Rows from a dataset
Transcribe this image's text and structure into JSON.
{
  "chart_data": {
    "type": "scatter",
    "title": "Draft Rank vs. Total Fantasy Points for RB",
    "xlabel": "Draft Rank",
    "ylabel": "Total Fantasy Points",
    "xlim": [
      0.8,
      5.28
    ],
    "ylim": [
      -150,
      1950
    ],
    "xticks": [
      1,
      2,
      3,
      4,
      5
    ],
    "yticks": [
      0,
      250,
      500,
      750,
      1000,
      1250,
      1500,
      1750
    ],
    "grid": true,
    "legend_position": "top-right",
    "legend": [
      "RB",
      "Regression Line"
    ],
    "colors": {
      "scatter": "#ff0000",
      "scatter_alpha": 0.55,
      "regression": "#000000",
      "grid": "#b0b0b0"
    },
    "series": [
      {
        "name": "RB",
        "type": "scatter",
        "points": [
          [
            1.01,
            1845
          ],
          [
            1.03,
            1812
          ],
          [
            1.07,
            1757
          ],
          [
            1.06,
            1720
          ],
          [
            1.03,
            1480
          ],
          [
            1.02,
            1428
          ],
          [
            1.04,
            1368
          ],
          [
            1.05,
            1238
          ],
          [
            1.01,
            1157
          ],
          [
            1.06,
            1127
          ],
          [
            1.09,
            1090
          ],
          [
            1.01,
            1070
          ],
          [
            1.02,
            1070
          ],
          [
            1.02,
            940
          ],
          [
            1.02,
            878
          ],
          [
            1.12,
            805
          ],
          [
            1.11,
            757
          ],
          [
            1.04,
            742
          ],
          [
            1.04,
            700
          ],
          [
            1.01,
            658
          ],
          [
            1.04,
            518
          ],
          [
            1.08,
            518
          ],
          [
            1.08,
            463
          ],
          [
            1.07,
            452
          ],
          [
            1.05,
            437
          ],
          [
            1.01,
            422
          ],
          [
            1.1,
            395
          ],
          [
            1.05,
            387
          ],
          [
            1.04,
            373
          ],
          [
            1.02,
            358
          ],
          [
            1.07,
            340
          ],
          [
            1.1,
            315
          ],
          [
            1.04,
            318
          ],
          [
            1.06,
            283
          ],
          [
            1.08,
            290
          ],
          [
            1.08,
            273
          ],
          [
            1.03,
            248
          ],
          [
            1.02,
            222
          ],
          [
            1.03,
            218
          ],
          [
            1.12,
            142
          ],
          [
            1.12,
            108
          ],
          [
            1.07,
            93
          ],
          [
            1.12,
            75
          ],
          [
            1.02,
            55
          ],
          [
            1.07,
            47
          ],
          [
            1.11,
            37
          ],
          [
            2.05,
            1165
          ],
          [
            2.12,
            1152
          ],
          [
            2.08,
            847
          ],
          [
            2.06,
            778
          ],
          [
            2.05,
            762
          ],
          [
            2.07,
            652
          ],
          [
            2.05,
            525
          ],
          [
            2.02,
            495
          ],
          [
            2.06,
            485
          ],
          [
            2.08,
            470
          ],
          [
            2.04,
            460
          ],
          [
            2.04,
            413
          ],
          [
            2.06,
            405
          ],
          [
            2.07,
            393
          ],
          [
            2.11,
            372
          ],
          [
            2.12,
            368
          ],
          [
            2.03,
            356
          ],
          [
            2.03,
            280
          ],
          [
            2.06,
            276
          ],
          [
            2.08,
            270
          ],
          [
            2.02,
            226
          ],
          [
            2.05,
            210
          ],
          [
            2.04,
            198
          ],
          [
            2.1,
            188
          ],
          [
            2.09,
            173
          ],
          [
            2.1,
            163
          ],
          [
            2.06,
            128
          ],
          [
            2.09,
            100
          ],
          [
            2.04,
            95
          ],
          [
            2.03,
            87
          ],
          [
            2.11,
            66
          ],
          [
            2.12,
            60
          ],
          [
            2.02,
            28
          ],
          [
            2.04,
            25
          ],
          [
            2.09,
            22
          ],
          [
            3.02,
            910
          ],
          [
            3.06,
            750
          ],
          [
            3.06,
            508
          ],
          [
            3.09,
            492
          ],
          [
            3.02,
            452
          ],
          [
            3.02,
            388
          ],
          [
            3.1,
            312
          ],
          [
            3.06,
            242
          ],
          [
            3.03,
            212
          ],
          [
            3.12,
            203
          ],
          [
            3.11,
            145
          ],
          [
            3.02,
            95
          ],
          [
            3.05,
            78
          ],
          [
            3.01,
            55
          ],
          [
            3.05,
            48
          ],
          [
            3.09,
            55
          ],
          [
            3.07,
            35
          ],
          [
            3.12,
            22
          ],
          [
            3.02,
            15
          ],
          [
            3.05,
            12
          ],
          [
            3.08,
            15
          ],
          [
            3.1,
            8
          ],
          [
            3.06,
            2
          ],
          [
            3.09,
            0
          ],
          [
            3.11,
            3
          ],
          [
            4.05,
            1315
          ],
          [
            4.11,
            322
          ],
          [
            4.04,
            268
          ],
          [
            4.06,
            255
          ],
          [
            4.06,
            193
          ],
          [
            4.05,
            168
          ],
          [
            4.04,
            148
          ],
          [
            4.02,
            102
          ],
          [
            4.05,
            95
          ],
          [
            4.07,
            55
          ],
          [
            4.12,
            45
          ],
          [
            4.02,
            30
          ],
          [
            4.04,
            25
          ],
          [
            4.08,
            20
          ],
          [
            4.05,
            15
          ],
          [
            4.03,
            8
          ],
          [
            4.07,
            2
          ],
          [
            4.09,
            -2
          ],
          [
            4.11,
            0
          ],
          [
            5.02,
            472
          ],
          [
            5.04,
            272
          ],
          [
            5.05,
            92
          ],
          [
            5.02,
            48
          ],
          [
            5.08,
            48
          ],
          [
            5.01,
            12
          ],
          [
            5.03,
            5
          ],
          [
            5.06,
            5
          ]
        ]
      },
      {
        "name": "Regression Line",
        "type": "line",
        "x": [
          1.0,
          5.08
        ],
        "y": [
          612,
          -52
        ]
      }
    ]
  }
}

▶ [EXERCISE PROMPT] Word for word, extract all the records.

▶ [RESPONSE TO THE TASK]
Transcribe this image's text and structure into JSON.
{
  "chart_data": {
    "type": "scatter",
    "title": "Draft Rank vs. Total Fantasy Points for RB",
    "xlabel": "Draft Rank",
    "ylabel": "Total Fantasy Points",
    "xlim": [
      0.8,
      5.28
    ],
    "ylim": [
      -150,
      1950
    ],
    "xticks": [
      1,
      2,
      3,
      4,
      5
    ],
    "yticks": [
      0,
      250,
      500,
      750,
      1000,
      1250,
      1500,
      1750
    ],
    "grid": true,
    "legend_position": "top-right",
    "legend": [
      "RB",
      "Regression Line"
    ],
    "colors": {
      "scatter": "#ff0000",
      "scatter_alpha": 0.55,
      "regression": "#000000",
      "grid": "#b0b0b0"
    },
    "series": [
      {
        "name": "RB",
        "type": "scatter",
        "points": [
          [
            1.01,
            1845
          ],
          [
            1.03,
            1812
          ],
          [
            1.07,
            1757
          ],
          [
            1.06,
            1720
          ],
          [
            1.03,
            1480
          ],
          [
            1.02,
            1428
          ],
          [
            1.04,
            1368
          ],
          [
            1.05,
            1238
          ],
          [
            1.01,
            1157
          ],
          [
            1.06,
            1127
          ],
          [
            1.09,
            1090
          ],
          [
            1.01,
            1070
          ],
          [
            1.02,
            1070
          ],
          [
            1.02,
            940
          ],
          [
            1.02,
            878
          ],
          [
            1.12,
            805
          ],
          [
            1.11,
            757
          ],
          [
            1.04,
            742
          ],
          [
            1.04,
            700
          ],
          [
            1.01,
            658
          ],
          [
            1.04,
            518
          ],
          [
            1.08,
            518
          ],
          [
            1.08,
            463
          ],
          [
            1.07,
            452
          ],
          [
            1.05,
            437
          ],
          [
            1.01,
            422
          ],
          [
            1.1,
            395
          ],
          [
            1.05,
            387
          ],
          [
            1.04,
            373
          ],
          [
            1.02,
            358
          ],
          [
            1.07,
            340
          ],
          [
            1.1,
            315
          ],
          [
            1.04,
            318
          ],
          [
            1.06,
            283
          ],
          [
            1.08,
            290
          ],
          [
            1.08,
            273
          ],
          [
            1.03,
            248
          ],
          [
            1.02,
            222
          ],
          [
            1.03,
            218
          ],
          [
            1.12,
            142
          ],
          [
            1.12,
            108
          ],
          [
            1.07,
            93
          ],
          [
            1.12,
            75
          ],
          [
            1.02,
            55
          ],
          [
            1.07,
            47
          ],
          [
            1.11,
            37
          ],
          [
            2.05,
            1165
          ],
          [
            2.12,
            1152
          ],
          [
            2.08,
            847
          ],
          [
            2.06,
            778
          ],
          [
            2.05,
            762
          ],
          [
            2.07,
            652
          ],
          [
            2.05,
            525
          ],
          [
            2.02,
            495
          ],
          [
            2.06,
            485
          ],
          [
            2.08,
            470
          ],
          [
            2.04,
            460
          ],
          [
            2.04,
            413
          ],
          [
            2.06,
            405
          ],
          [
            2.07,
            393
          ],
          [
            2.11,
            372
          ],
          [
            2.12,
            368
          ],
          [
            2.03,
            356
          ],
          [
            2.03,
            280
          ],
          [
            2.06,
            276
          ],
          [
            2.08,
            270
          ],
          [
            2.02,
            226
          ],
          [
            2.05,
            210
          ],
          [
            2.04,
            198
          ],
          [
            2.1,
            188
          ],
          [
            2.09,
            173
          ],
          [
            2.1,
            163
          ],
          [
            2.06,
            128
          ],
          [
            2.09,
            100
          ],
          [
            2.04,
            95
          ],
          [
            2.03,
            87
          ],
          [
            2.11,
            66
          ],
          [
            2.12,
            60
          ],
          [
            2.02,
            28
          ],
          [
            2.04,
            25
          ],
          [
            2.09,
            22
          ],
          [
            3.02,
            910
          ],
          [
            3.06,
            750
          ],
          [
            3.06,
            508
          ],
          [
            3.09,
            492
          ],
          [
            3.02,
            452
          ],
          [
            3.02,
            388
          ],
          [
            3.1,
            312
          ],
          [
            3.06,
            242
          ],
          [
            3.03,
            212
          ],
          [
            3.12,
            203
          ],
          [
            3.11,
            145
          ],
          [
            3.02,
            95
          ],
          [
            3.05,
            78
          ],
          [
            3.01,
            55
          ],
          [
            3.05,
            48
          ],
          [
            3.09,
            55
          ],
          [
            3.07,
            35
          ],
          [
            3.12,
            22
          ],
          [
            3.02,
            15
          ],
          [
            3.05,
            12
          ],
          [
            3.08,
            15
          ],
          [
            3.1,
            8
          ],
          [
            3.06,
            2
          ],
          [
            3.09,
            0
          ],
          [
            3.11,
            3
          ],
          [
            4.05,
            1315
          ],
          [
            4.11,
            322
          ],
          [
            4.04,
            268
          ],
          [
            4.06,
            255
          ],
          [
            4.06,
            193
          ],
          [
            4.05,
            168
          ],
          [
            4.04,
            148
          ],
          [
            4.02,
            102
          ],
          [
            4.05,
            95
          ],
          [
            4.07,
            55
          ],
          [
            4.12,
            45
          ],
          [
            4.02,
            30
          ],
          [
            4.04,
            25
          ],
          [
            4.08,
            20
          ],
          [
            4.05,
            15
          ],
          [
            4.03,
            8
          ],
          [
            4.07,
            2
          ],
          [
            4.09,
            -2
          ],
          [
            4.11,
            0
          ],
          [
            5.02,
            472
          ],
          [
            5.04,
            272
          ],
          [
            5.05,
            92
          ],
          [
            5.02,
            48
          ],
          [
            5.08,
            48
          ],
          [
            5.01,
            12
          ],
          [
            5.03,
            5
          ],
          [
            5.06,
            5
          ]
        ]
      },
      {
        "name": "Regression Line",
        "type": "line",
        "x": [
          1.0,
          5.08
        ],
        "y": [
          612,
          -52
        ]
      }
    ]
  }
}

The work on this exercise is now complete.